### The task
Output exactly, please, the lines of the records below from the one containing "OCR this image." through the final line.

↓↓↓

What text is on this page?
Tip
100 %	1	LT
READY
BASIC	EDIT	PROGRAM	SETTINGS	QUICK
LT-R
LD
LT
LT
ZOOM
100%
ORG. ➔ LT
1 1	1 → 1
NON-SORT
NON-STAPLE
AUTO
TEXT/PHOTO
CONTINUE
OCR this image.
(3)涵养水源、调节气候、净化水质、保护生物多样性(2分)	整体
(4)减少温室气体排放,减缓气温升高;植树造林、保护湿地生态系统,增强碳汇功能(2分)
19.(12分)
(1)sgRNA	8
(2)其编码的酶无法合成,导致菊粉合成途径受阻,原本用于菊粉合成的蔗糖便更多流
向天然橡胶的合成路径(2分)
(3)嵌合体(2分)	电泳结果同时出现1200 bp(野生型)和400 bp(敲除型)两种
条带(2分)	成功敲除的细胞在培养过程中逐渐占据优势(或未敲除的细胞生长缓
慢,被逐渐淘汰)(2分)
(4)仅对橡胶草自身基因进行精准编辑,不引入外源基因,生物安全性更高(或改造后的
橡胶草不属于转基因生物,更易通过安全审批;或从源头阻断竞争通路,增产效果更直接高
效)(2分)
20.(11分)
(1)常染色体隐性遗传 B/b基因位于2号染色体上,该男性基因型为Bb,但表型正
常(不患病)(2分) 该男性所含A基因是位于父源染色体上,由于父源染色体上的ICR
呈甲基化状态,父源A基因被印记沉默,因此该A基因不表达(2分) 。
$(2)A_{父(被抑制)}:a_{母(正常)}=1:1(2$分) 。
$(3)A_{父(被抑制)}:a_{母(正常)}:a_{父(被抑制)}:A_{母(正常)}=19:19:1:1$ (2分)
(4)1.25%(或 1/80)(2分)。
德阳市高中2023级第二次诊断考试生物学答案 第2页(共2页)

↑↑↑

### Reply to the task
OCR this image.
(3)涵养水源、调节气候、净化水质、保护生物多样性(2分)	整体
(4)减少温室气体排放,减缓气温升高;植树造林、保护湿地生态系统,增强碳汇功能(2分)
19.(12分)
(1)sgRNA	8
(2)其编码的酶无法合成,导致菊粉合成途径受阻,原本用于菊粉合成的蔗糖便更多流
向天然橡胶的合成路径(2分)
(3)嵌合体(2分)	电泳结果同时出现1200 bp(野生型)和400 bp(敲除型)两种
条带(2分)	成功敲除的细胞在培养过程中逐渐占据优势(或未敲除的细胞生长缓
慢,被逐渐淘汰)(2分)
(4)仅对橡胶草自身基因进行精准编辑,不引入外源基因,生物安全性更高(或改造后的
橡胶草不属于转基因生物,更易通过安全审批;或从源头阻断竞争通路,增产效果更直接高
效)(2分)
20.(11分)
(1)常染色体隐性遗传 B/b基因位于2号染色体上,该男性基因型为Bb,但表型正
常(不患病)(2分) 该男性所含A基因是位于父源染色体上,由于父源染色体上的ICR
呈甲基化状态,父源A基因被印记沉默,因此该A基因不表达(2分) 。
$(2)A_{父(被抑制)}:a_{母(正常)}=1:1(2$分) 。
$(3)A_{父(被抑制)}:a_{母(正常)}:a_{父(被抑制)}:A_{母(正常)}=19:19:1:1$ (2分)
(4)1.25%(或 1/80)(2分)。
德阳市高中2023级第二次诊断考试生物学答案 第2页(共2页)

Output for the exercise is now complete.